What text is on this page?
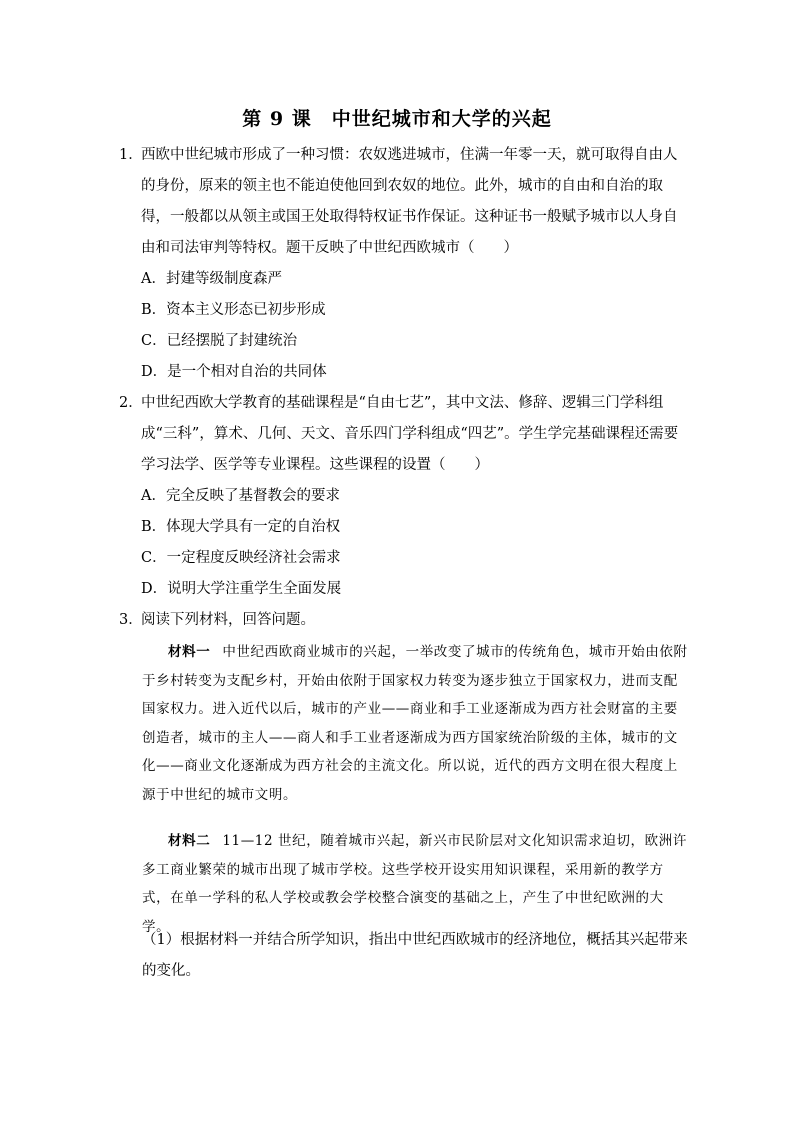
第 9 课　中世纪城市和大学的兴起
1．
西欧中世纪城市形成了一种习惯：农奴逃进城市，住满一年零一天，就可取得自由人的身份，原来的领主也不能迫使他回到农奴的地位。此外，城市的自由和自治的取得，一般都以从领主或国王处取得特权证书作保证。这种证书一般赋予城市以人身自由和司法审判等特权。题干反映了中世纪西欧城市（　　）
A．封建等级制度森严
B．资本主义形态已初步形成
C．已经摆脱了封建统治
D．是一个相对自治的共同体
2．
中世纪西欧大学教育的基础课程是“自由七艺”，其中文法、修辞、逻辑三门学科组成“三科”，算术、几何、天文、音乐四门学科组成“四艺”。学生学完基础课程还需要学习法学、医学等专业课程。这些课程的设置（　　）
A．完全反映了基督教会的要求
B．体现大学具有一定的自治权
C．一定程度反映经济社会需求
D．说明大学注重学生全面发展
3．
阅读下列材料，回答问题。
材料一 中世纪西欧商业城市的兴起，一举改变了城市的传统角色，城市开始由依附于乡村转变为支配乡村，开始由依附于国家权力转变为逐步独立于国家权力，进而支配国家权力。进入近代以后，城市的产业——商业和手工业逐渐成为西方社会财富的主要创造者，城市的主人——商人和手工业者逐渐成为西方国家统治阶级的主体，城市的文化——商业文化逐渐成为西方社会的主流文化。所以说，近代的西方文明在很大程度上源于中世纪的城市文明。
材料二 11—12 世纪，随着城市兴起，新兴市民阶层对文化知识需求迫切，欧洲许多工商业繁荣的城市出现了城市学校。这些学校开设实用知识课程，采用新的教学方式，在单一学科的私人学校或教会学校整合演变的基础之上，产生了中世纪欧洲的大学。
（1）根据材料一并结合所学知识，指出中世纪西欧城市的经济地位，概括其兴起带来的变化。
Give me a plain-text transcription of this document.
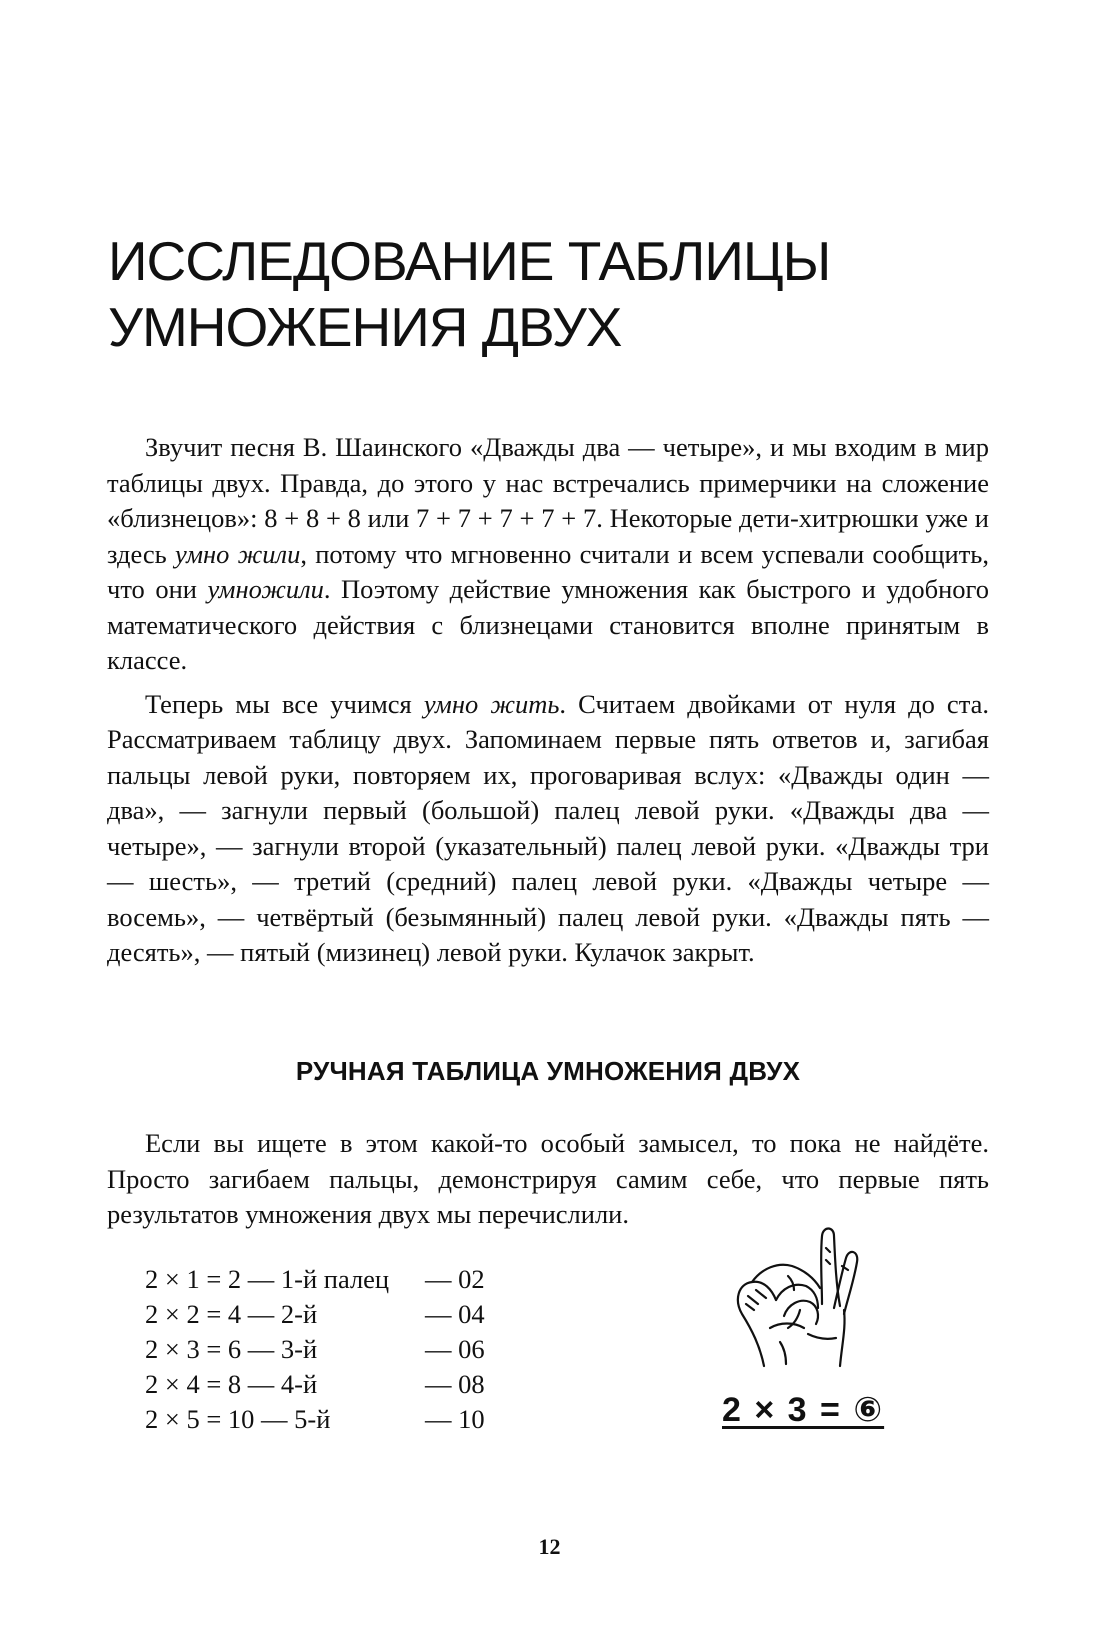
ИССЛЕДОВАНИЕ ТАБЛИЦЫ
УМНОЖЕНИЯ ДВУХ

Звучит песня В. Шаинского «Дважды два — четыре», и мы входим в мир таблицы двух. Правда, до этого у нас встречались примерчики на сложение «близнецов»: 8 + 8 + 8 или 7 + 7 + 7 + 7 + 7. Некоторые дети-хитрюшки уже и здесь умно жили, потому что мгновенно считали и всем успевали сообщить, что они умножили. Поэтому действие умножения как быстрого и удобного математического действия с близнецами становится вполне принятым в классе.

Теперь мы все учимся умно жить. Считаем двойками от нуля до ста. Рассматриваем таблицу двух. Запоминаем первые пять ответов и, загибая пальцы левой руки, повторяем их, проговаривая вслух: «Дважды один — два», — загнули первый (большой) палец левой руки. «Дважды два — четыре», — загнули второй (указательный) палец левой руки. «Дважды три — шесть», — третий (средний) палец левой руки. «Дважды четыре — восемь», — четвёртый (безымянный) палец левой руки. «Дважды пять — десять», — пятый (мизинец) левой руки. Кулачок закрыт.

РУЧНАЯ ТАБЛИЦА УМНОЖЕНИЯ ДВУХ

Если вы ищете в этом какой-то особый замысел, то пока не найдёте. Просто загибаем пальцы, демонстрируя самим себе, что первые пять результатов умножения двух мы перечислили.

2 × 1 = 2 — 1-й палец	— 02
2 × 2 = 4 — 2-й	— 04
2 × 3 = 6 — 3-й	— 06
2 × 4 = 8 — 4-й	— 08
2 × 5 = 10 — 5-й	— 10	2 × 3 = ⑥
12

****************

» Request
Note every line above where the string "палец" shows up, and copy those lines.

» Full solution
Теперь мы все учимся умно жить. Считаем двойками от нуля до ста. Рассматриваем таблицу двух. Запоминаем первые пять ответов и, загибая пальцы левой руки, повторяем их, проговаривая вслух: «Дважды один — два», — загнули первый (большой) палец левой руки. «Дважды два — четыре», — загнули второй (указательный) палец левой руки. «Дважды три — шесть», — третий (средний) палец левой руки. «Дважды четыре — восемь», — четвёртый (безымянный) палец левой руки. «Дважды пять — десять», — пятый (мизинец) левой руки. Кулачок закрыт.
2 × 1 = 2 — 1-й палец	— 02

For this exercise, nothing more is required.